[Collected data]

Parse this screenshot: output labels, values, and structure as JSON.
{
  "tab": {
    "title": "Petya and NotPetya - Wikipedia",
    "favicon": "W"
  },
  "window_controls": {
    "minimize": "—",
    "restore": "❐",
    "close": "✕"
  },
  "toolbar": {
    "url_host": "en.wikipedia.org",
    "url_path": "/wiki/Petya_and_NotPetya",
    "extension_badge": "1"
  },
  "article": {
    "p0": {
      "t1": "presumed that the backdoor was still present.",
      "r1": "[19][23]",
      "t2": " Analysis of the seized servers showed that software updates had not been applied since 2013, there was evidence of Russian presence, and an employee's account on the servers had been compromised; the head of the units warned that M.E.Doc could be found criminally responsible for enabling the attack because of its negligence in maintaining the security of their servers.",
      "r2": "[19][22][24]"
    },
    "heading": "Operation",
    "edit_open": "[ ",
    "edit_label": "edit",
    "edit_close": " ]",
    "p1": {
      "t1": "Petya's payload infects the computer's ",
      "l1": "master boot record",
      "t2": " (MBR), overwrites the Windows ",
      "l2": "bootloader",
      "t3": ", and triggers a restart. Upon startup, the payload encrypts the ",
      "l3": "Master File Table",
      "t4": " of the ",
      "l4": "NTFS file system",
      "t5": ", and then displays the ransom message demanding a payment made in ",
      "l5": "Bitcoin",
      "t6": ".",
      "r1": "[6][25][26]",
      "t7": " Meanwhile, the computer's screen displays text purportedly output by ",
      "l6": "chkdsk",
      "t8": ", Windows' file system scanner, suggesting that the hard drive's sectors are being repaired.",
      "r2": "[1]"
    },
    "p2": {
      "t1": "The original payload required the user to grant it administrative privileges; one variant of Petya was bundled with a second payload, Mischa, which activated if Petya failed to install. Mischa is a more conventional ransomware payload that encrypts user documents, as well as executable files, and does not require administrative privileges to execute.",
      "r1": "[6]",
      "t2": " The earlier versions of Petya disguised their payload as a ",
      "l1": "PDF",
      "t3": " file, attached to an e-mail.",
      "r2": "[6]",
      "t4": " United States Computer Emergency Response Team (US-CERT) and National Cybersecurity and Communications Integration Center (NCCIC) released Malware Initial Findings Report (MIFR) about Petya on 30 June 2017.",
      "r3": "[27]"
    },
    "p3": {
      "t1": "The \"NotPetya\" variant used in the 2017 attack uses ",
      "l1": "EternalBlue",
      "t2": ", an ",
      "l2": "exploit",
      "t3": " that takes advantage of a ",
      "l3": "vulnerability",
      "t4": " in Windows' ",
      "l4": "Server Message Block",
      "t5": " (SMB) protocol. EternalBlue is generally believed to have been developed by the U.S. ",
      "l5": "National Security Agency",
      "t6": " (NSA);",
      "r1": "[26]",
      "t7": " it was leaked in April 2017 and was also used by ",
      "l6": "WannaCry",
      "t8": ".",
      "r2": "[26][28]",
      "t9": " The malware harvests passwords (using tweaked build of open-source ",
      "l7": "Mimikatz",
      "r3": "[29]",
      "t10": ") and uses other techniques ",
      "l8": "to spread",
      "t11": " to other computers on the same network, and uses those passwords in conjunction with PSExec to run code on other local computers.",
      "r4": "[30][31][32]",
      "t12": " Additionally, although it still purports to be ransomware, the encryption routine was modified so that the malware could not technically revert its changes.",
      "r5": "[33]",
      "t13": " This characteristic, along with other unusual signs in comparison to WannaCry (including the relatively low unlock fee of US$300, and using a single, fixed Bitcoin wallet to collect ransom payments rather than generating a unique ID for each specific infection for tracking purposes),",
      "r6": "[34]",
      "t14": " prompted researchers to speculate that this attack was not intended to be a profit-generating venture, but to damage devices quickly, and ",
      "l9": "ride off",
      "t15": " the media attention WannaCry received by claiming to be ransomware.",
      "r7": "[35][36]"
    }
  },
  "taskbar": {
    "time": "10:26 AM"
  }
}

> [Work instructions]: Collect the lines of the data that carry the word "uses".

> [Output for this task]:
      "t1": "The \"NotPetya\" variant used in the 2017 attack uses ",
      "t10": ") and uses other techniques ",
      "t11": " to other computers on the same network, and uses those passwords in conjunction with PSExec to run code on other local computers.",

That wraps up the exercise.